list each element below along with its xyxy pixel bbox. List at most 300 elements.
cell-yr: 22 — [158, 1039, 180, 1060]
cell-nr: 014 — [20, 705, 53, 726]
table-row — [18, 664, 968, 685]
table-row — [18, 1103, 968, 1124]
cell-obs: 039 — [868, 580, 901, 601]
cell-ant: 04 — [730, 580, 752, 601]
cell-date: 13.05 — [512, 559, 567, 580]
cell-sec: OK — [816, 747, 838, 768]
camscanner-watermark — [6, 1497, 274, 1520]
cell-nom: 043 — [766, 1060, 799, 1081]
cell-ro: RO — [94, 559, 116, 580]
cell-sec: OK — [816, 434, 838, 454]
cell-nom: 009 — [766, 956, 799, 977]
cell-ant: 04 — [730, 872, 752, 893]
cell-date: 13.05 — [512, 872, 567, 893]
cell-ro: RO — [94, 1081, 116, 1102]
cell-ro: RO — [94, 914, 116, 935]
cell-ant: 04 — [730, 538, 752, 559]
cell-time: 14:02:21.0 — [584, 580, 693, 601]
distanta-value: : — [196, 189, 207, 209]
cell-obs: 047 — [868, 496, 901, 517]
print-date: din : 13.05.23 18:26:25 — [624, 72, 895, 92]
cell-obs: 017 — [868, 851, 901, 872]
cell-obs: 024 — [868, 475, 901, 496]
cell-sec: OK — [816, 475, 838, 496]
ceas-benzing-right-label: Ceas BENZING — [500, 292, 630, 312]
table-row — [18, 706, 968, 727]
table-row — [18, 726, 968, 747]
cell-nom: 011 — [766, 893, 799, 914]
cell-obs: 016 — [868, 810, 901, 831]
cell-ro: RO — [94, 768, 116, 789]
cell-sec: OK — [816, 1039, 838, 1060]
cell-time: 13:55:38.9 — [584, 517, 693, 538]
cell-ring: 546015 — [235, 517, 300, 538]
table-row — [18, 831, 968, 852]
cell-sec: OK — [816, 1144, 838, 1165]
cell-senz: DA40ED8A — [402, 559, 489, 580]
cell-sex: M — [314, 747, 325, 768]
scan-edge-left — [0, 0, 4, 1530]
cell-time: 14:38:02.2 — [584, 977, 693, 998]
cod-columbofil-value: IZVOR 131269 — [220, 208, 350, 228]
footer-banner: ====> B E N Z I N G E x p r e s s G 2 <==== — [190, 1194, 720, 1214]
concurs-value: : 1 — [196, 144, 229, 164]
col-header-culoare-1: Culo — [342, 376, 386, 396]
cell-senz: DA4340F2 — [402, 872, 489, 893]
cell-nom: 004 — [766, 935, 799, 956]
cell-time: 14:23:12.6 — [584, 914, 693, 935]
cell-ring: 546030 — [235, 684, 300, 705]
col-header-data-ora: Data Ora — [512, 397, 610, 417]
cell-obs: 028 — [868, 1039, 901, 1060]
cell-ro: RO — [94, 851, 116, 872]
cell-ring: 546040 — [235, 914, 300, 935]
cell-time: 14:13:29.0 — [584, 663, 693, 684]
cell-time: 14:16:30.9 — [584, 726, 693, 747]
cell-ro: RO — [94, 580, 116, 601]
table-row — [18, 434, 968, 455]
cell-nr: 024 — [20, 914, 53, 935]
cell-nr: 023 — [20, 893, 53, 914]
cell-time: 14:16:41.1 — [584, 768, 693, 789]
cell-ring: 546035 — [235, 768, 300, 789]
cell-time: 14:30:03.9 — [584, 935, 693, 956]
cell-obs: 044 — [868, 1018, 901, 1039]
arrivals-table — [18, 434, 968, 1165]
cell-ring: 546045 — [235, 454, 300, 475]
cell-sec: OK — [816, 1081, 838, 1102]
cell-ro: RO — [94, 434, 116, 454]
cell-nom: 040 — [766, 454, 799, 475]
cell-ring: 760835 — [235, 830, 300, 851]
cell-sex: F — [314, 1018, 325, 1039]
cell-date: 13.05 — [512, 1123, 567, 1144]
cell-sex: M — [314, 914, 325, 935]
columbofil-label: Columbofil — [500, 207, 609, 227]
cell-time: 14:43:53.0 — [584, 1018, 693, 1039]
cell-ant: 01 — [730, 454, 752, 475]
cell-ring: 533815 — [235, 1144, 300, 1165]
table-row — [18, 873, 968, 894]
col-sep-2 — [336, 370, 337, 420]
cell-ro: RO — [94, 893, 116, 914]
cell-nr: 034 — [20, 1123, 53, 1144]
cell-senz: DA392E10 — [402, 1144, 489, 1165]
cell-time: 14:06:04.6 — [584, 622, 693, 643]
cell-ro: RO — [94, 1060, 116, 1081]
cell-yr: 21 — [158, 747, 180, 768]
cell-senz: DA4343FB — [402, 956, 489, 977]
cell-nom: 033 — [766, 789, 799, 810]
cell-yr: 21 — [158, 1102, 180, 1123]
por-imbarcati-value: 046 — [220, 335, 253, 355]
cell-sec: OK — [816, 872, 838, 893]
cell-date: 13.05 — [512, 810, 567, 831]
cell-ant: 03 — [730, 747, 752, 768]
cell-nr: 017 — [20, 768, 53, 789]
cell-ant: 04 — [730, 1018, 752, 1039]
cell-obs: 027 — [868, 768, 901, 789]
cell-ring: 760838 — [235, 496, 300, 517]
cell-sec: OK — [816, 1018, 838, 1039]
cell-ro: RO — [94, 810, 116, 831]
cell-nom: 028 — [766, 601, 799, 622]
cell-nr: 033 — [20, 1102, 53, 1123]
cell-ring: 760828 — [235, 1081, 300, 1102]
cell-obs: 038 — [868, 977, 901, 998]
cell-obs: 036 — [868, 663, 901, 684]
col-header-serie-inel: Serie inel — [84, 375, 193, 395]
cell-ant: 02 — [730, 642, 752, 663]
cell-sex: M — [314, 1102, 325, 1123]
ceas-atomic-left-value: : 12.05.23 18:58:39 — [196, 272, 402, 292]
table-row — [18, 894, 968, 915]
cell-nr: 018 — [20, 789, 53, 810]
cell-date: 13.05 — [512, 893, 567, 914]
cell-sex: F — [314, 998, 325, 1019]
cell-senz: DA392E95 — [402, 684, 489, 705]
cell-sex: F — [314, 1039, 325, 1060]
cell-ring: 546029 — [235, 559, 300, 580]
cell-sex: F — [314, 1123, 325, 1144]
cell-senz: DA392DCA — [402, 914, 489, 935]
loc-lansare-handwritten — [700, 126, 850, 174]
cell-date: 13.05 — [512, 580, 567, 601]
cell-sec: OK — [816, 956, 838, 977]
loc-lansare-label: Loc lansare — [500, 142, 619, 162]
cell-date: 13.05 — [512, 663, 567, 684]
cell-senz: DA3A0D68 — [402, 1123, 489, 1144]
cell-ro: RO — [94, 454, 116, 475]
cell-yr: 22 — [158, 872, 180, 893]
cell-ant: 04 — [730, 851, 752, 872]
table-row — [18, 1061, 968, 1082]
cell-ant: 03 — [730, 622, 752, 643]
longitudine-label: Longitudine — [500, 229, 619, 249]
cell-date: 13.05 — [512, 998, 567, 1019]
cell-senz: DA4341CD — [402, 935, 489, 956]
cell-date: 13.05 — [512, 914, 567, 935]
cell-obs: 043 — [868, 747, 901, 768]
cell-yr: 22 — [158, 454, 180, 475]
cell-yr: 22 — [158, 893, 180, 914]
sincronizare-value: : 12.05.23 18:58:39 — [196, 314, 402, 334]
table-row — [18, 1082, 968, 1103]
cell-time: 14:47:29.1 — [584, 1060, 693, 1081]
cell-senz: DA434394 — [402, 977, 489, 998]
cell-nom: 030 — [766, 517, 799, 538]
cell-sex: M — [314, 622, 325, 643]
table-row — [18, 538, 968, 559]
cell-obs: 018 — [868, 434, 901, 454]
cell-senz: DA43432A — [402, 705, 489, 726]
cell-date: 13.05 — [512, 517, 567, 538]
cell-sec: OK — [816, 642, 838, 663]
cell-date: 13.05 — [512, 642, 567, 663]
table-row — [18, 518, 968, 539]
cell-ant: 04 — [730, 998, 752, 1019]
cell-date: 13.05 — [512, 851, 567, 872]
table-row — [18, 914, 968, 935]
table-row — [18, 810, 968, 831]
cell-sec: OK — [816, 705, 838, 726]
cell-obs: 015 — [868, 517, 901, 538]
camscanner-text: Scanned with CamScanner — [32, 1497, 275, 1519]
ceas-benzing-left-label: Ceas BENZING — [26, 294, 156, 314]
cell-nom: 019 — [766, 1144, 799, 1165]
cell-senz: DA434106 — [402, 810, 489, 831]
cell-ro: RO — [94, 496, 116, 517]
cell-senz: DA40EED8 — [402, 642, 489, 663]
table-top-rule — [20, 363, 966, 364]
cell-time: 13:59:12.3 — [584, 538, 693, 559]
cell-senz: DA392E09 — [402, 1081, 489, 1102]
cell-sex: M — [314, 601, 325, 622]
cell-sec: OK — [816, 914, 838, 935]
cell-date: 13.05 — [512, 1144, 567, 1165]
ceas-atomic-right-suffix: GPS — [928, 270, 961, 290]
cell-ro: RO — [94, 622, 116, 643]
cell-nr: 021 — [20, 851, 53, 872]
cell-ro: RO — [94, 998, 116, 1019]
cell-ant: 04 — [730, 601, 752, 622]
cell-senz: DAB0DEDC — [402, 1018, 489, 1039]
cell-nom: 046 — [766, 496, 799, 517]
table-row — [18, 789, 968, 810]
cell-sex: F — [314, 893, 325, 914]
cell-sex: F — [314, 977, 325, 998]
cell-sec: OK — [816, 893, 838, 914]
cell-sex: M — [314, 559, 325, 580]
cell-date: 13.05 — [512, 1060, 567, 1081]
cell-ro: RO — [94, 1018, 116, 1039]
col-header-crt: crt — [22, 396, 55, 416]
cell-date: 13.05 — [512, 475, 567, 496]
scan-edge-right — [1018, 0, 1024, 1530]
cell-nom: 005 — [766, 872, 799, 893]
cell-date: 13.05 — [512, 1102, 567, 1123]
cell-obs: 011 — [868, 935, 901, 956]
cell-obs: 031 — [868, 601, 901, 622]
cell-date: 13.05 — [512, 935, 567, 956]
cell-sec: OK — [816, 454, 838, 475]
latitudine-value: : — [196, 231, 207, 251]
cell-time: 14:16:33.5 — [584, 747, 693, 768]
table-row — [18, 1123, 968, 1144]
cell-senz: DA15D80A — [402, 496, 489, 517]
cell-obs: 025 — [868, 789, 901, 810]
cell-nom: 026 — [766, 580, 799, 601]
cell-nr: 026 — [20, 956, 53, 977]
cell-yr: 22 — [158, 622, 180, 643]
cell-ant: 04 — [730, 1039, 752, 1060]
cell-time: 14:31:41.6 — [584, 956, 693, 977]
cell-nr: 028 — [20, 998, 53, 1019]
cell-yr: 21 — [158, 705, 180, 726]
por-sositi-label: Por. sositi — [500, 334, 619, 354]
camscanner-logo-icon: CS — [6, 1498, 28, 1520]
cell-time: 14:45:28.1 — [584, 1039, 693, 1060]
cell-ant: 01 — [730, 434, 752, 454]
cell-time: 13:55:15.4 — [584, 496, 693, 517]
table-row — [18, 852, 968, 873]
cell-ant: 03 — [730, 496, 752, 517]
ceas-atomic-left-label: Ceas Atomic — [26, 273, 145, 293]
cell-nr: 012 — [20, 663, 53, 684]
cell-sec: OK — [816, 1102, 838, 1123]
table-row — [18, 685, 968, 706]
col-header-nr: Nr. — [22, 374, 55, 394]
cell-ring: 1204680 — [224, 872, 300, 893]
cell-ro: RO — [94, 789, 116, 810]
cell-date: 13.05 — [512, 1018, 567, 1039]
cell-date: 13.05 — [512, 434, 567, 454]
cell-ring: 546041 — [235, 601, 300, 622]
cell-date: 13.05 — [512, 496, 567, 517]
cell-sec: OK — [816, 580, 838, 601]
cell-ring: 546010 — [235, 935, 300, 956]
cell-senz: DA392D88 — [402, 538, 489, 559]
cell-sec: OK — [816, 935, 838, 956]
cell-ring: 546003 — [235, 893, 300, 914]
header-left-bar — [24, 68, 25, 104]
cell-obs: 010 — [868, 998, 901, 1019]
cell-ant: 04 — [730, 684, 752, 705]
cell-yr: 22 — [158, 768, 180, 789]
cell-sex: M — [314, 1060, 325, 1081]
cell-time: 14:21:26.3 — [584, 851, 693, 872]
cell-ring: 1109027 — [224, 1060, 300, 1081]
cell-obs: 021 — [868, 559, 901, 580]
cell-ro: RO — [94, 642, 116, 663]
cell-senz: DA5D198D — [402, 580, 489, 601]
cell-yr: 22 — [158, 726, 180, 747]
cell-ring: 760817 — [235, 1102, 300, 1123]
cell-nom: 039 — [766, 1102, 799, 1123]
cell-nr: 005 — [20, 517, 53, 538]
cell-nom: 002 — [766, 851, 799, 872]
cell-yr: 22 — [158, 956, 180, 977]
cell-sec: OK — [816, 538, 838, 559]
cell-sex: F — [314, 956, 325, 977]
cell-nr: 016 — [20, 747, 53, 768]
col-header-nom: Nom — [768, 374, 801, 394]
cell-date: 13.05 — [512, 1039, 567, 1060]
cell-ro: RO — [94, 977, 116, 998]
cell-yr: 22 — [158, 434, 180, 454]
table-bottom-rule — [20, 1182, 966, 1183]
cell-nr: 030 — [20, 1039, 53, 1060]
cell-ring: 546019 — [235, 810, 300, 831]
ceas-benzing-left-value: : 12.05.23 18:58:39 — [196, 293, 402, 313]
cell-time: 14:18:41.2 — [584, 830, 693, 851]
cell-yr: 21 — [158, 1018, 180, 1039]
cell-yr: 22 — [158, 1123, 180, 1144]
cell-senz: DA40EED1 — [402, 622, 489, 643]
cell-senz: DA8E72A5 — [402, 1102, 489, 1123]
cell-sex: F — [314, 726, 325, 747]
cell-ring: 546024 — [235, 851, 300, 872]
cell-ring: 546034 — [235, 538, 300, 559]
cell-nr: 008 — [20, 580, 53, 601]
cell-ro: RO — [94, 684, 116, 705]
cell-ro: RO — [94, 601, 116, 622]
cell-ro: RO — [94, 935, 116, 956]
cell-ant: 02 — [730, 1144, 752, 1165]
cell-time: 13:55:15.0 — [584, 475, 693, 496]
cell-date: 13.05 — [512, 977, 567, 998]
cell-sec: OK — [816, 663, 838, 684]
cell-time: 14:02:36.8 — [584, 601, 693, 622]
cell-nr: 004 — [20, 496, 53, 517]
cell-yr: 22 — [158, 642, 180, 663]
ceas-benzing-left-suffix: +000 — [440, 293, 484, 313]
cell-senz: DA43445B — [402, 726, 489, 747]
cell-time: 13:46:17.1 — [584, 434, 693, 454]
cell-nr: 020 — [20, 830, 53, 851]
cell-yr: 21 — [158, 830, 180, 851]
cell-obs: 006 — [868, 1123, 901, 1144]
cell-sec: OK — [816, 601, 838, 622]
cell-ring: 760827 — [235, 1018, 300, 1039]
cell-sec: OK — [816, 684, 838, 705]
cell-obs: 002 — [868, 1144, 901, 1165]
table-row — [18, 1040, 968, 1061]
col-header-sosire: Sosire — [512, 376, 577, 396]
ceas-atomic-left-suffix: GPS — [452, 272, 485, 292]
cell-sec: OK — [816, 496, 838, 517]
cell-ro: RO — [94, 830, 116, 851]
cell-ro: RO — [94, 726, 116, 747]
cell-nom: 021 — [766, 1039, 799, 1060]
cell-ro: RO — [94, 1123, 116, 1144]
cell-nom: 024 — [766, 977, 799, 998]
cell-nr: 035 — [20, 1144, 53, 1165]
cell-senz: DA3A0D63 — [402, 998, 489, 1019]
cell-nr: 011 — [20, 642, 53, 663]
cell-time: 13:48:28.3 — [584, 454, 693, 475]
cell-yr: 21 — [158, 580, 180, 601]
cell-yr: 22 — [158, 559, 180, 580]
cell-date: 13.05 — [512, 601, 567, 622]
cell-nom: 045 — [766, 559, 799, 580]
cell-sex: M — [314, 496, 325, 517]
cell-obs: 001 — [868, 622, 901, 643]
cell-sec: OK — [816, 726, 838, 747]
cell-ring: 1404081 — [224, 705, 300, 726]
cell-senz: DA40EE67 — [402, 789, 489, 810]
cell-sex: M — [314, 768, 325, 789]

§ **CHALLENGE**: Reproduce the material verbatim, from its very first line through the line containing "cell-sec: OK — [816, 1039, 838, 1060]", including both of those lines.

§ **EXERCISE ANSWER**:
list each element below along with its xyxy pixel bbox. List at most 300 elements.
cell-yr: 22 — [158, 1039, 180, 1060]
cell-nr: 014 — [20, 705, 53, 726]
table-row — [18, 664, 968, 685]
table-row — [18, 1103, 968, 1124]
cell-obs: 039 — [868, 580, 901, 601]
cell-ant: 04 — [730, 580, 752, 601]
cell-date: 13.05 — [512, 559, 567, 580]
cell-sec: OK — [816, 747, 838, 768]
camscanner-watermark — [6, 1497, 274, 1520]
cell-nom: 043 — [766, 1060, 799, 1081]
cell-ro: RO — [94, 559, 116, 580]
cell-sec: OK — [816, 434, 838, 454]
cell-nom: 009 — [766, 956, 799, 977]
cell-ant: 04 — [730, 872, 752, 893]
cell-date: 13.05 — [512, 872, 567, 893]
cell-ro: RO — [94, 1081, 116, 1102]
cell-ro: RO — [94, 914, 116, 935]
cell-ant: 04 — [730, 538, 752, 559]
cell-time: 14:02:21.0 — [584, 580, 693, 601]
distanta-value: : — [196, 189, 207, 209]
cell-obs: 047 — [868, 496, 901, 517]
print-date: din : 13.05.23 18:26:25 — [624, 72, 895, 92]
cell-obs: 017 — [868, 851, 901, 872]
cell-obs: 024 — [868, 475, 901, 496]
cell-sec: OK — [816, 475, 838, 496]
ceas-benzing-right-label: Ceas BENZING — [500, 292, 630, 312]
table-row — [18, 706, 968, 727]
table-row — [18, 726, 968, 747]
cell-nom: 011 — [766, 893, 799, 914]
cell-obs: 016 — [868, 810, 901, 831]
cell-ro: RO — [94, 768, 116, 789]
cell-sec: OK — [816, 1039, 838, 1060]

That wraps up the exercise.